## EXERCISE GOAL
Of all the lines in the material, how many include the word "this"? Reply with the number alone.

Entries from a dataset
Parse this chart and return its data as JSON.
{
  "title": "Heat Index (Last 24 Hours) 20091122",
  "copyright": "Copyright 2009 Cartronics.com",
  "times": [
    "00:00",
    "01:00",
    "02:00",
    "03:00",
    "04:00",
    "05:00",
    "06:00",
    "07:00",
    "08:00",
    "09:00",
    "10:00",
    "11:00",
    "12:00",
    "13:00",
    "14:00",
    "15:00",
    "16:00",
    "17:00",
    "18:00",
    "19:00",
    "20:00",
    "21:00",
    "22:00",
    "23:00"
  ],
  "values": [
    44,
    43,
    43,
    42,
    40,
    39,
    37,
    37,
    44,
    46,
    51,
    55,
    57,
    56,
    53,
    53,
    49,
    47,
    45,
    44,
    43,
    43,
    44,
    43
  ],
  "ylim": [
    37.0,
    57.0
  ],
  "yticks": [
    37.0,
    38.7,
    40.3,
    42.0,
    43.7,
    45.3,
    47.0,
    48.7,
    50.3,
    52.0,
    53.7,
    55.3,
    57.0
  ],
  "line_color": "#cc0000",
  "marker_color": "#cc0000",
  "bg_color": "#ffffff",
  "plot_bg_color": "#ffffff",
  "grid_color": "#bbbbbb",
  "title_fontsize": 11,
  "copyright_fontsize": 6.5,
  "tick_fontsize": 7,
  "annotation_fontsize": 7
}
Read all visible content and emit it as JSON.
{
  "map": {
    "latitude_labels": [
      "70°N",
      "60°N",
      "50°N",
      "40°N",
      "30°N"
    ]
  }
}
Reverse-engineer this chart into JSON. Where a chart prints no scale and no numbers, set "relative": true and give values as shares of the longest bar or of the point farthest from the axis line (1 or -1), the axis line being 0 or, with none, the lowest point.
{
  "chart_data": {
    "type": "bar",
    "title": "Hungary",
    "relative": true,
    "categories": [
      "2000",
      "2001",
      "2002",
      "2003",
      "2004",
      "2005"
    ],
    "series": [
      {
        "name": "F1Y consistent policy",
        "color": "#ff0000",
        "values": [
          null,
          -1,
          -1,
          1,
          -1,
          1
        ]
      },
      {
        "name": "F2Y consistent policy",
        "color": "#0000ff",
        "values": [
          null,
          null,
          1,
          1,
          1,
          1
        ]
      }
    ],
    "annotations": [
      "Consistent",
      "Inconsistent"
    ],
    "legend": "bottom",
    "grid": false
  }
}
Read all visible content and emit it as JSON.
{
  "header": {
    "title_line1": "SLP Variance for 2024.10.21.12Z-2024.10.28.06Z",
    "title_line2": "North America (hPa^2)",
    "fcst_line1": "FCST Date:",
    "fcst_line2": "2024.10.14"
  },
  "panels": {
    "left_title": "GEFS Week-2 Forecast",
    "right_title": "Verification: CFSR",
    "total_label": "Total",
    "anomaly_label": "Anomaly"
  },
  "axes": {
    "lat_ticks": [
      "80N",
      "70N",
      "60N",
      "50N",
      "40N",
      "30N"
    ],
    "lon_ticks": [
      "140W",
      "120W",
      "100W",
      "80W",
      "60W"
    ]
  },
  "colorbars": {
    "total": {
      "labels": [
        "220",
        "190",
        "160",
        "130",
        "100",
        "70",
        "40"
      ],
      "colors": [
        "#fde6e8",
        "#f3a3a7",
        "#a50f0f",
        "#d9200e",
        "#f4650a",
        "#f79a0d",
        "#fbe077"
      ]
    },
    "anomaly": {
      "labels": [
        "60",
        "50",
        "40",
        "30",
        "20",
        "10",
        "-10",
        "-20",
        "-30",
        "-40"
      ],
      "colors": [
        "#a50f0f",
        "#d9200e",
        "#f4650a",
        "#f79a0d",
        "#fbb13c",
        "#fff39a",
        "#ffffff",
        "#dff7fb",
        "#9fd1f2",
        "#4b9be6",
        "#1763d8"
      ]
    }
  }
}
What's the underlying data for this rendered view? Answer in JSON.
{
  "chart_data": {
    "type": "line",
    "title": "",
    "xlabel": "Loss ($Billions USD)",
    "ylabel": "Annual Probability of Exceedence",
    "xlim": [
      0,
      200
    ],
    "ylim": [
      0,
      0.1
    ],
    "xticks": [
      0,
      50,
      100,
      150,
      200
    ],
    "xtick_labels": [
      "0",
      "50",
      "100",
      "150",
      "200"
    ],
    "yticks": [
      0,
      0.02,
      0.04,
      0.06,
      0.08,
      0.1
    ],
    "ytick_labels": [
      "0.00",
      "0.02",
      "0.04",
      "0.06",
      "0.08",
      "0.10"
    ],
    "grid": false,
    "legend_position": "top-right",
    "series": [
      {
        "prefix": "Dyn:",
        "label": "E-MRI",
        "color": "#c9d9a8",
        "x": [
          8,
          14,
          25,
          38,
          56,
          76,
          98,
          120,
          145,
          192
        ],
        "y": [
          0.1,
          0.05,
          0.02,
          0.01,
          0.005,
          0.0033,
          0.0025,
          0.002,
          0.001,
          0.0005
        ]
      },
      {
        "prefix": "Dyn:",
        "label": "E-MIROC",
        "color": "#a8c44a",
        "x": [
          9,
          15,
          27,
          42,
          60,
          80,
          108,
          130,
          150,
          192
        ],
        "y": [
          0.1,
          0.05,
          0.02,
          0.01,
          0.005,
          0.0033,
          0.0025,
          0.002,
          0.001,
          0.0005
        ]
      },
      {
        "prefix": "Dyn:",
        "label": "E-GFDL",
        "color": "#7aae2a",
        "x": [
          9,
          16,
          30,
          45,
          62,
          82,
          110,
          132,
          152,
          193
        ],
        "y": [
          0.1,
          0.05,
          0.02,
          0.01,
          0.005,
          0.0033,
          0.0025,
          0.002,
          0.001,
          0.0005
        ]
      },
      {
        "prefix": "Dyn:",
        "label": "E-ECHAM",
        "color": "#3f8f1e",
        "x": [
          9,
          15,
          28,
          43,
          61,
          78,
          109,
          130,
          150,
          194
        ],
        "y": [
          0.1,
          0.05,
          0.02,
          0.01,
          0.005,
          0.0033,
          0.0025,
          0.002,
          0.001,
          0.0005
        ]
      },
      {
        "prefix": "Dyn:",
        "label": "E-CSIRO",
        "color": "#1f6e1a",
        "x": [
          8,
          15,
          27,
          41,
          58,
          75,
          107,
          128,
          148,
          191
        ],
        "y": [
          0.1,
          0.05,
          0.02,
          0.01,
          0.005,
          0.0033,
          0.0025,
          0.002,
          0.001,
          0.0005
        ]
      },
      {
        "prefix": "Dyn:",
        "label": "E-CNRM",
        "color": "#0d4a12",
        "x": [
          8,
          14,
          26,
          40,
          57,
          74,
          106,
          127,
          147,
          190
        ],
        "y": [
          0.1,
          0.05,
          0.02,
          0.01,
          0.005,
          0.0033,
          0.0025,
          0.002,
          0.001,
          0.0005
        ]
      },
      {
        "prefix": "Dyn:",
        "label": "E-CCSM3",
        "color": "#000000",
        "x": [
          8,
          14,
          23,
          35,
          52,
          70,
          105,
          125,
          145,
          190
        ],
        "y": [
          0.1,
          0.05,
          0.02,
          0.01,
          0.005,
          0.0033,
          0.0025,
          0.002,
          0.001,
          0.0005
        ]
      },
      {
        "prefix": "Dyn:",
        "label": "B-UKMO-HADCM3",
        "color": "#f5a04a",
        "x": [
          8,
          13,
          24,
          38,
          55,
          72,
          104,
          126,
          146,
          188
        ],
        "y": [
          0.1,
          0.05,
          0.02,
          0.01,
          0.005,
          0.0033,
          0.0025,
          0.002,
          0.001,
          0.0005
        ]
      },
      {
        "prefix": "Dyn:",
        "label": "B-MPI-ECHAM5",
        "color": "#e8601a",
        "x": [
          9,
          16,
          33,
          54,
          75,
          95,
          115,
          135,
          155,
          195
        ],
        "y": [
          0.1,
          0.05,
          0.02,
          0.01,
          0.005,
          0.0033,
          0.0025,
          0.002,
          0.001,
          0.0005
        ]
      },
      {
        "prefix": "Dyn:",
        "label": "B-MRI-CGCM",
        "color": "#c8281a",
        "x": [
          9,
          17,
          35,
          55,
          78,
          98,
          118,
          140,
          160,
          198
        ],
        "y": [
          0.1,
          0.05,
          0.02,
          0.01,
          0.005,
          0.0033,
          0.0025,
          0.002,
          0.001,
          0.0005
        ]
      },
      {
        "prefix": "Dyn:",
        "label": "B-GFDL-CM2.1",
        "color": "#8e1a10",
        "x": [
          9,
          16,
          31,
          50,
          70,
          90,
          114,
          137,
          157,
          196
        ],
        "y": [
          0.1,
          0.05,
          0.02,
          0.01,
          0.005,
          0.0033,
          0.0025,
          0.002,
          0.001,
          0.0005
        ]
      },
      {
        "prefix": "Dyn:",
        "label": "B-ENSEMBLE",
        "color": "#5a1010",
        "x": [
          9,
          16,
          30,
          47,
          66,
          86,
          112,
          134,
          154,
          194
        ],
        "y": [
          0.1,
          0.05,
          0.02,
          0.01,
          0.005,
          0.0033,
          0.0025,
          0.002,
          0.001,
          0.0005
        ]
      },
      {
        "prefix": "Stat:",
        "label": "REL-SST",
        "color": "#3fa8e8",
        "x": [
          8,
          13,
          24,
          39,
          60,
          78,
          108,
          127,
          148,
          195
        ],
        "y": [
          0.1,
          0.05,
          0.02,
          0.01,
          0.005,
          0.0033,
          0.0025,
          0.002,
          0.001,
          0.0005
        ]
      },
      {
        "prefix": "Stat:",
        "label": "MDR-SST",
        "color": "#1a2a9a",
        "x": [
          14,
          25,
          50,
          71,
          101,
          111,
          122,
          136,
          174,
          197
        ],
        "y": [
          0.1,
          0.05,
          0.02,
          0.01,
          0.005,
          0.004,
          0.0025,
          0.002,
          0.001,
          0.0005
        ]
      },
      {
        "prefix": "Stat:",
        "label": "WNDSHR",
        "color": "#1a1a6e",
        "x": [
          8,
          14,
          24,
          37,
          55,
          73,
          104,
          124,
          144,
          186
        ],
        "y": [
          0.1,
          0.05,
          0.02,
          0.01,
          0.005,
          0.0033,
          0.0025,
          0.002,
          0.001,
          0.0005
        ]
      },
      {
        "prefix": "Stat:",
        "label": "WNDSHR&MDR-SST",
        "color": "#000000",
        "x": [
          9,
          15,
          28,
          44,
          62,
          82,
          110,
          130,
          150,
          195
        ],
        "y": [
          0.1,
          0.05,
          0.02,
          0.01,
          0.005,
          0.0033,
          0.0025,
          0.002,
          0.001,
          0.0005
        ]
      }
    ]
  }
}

## WORKED SOLUTION
3